TASK REQUIREMENTS:
Gather up all lines that carry the word "sender".

GIVEN DATA:
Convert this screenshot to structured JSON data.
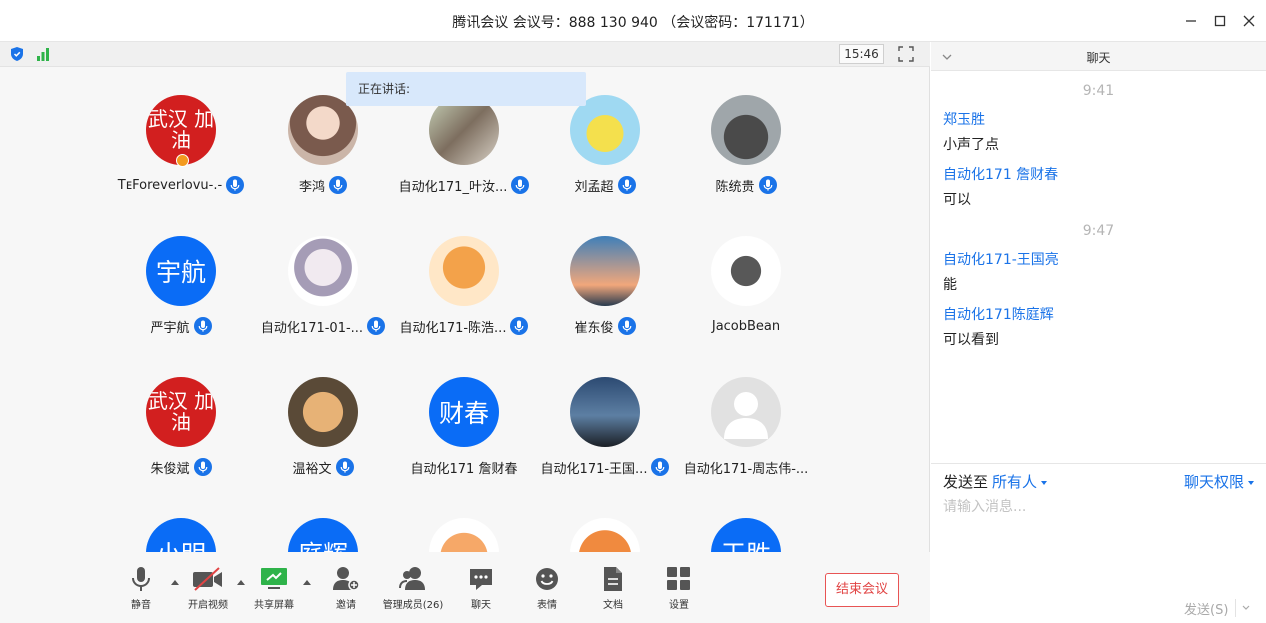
{
  "window": {
    "title": "腾讯会议 会议号：888 130 940 （会议密码：171171）"
  },
  "status": {
    "time": "15:46",
    "speaking_label": "正在讲话:"
  },
  "participants": [
    {
      "name": "TᴇForeverlovu-.-",
      "avatar": "photo-red",
      "avatar_text": "武汉 加油"
    },
    {
      "name": "李鸿",
      "avatar": "photo1",
      "avatar_text": ""
    },
    {
      "name": "自动化171_叶汝...",
      "avatar": "photo2",
      "avatar_text": ""
    },
    {
      "name": "刘孟超",
      "avatar": "photo3",
      "avatar_text": ""
    },
    {
      "name": "陈统贵",
      "avatar": "photo4",
      "avatar_text": ""
    },
    {
      "name": "严宇航",
      "avatar": "blue",
      "avatar_text": "宇航"
    },
    {
      "name": "自动化171-01-...",
      "avatar": "photo5",
      "avatar_text": ""
    },
    {
      "name": "自动化171-陈浩...",
      "avatar": "photo6",
      "avatar_text": ""
    },
    {
      "name": "崔东俊",
      "avatar": "photo7",
      "avatar_text": ""
    },
    {
      "name": "JacobBean",
      "avatar": "photo8",
      "avatar_text": ""
    },
    {
      "name": "朱俊斌",
      "avatar": "photo-red",
      "avatar_text": "武汉 加油"
    },
    {
      "name": "温裕文",
      "avatar": "photo9",
      "avatar_text": ""
    },
    {
      "name": "自动化171 詹财春",
      "avatar": "blue",
      "avatar_text": "财春"
    },
    {
      "name": "自动化171-王国...",
      "avatar": "photo10",
      "avatar_text": ""
    },
    {
      "name": "自动化171-周志伟-...",
      "avatar": "gray",
      "avatar_text": ""
    },
    {
      "name": "",
      "avatar": "blue",
      "avatar_text": "小明"
    },
    {
      "name": "",
      "avatar": "blue",
      "avatar_text": "庭辉"
    },
    {
      "name": "",
      "avatar": "photo11",
      "avatar_text": ""
    },
    {
      "name": "",
      "avatar": "photo12",
      "avatar_text": ""
    },
    {
      "name": "",
      "avatar": "blue",
      "avatar_text": "王胜"
    }
  ],
  "toolbar": {
    "mute": "静音",
    "video": "开启视频",
    "share": "共享屏幕",
    "invite": "邀请",
    "members": "管理成员(26)",
    "chat": "聊天",
    "reaction": "表情",
    "docs": "文档",
    "settings": "设置",
    "end": "结束会议"
  },
  "chat": {
    "title": "聊天",
    "messages": [
      {
        "time": "9:41"
      },
      {
        "sender": "郑玉胜",
        "text": "小声了点"
      },
      {
        "sender": "自动化171 詹财春",
        "text": "可以"
      },
      {
        "time": "9:47"
      },
      {
        "sender": "自动化171-王国亮",
        "text": "能"
      },
      {
        "sender": "自动化171陈庭辉",
        "text": "可以看到"
      }
    ],
    "send_to_label": "发送至",
    "send_to_target": "所有人",
    "permissions": "聊天权限",
    "input_placeholder": "请输入消息...",
    "send_button": "发送(S)"
  },
  "colors": {
    "accent": "#1a73e8",
    "avatar_blue": "#0a6cf6",
    "end_red": "#e14444"
  }
}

REPLY:
        "sender": "郑玉胜",
        "sender": "自动化171 詹财春",
        "sender": "自动化171-王国亮",
        "sender": "自动化171陈庭辉",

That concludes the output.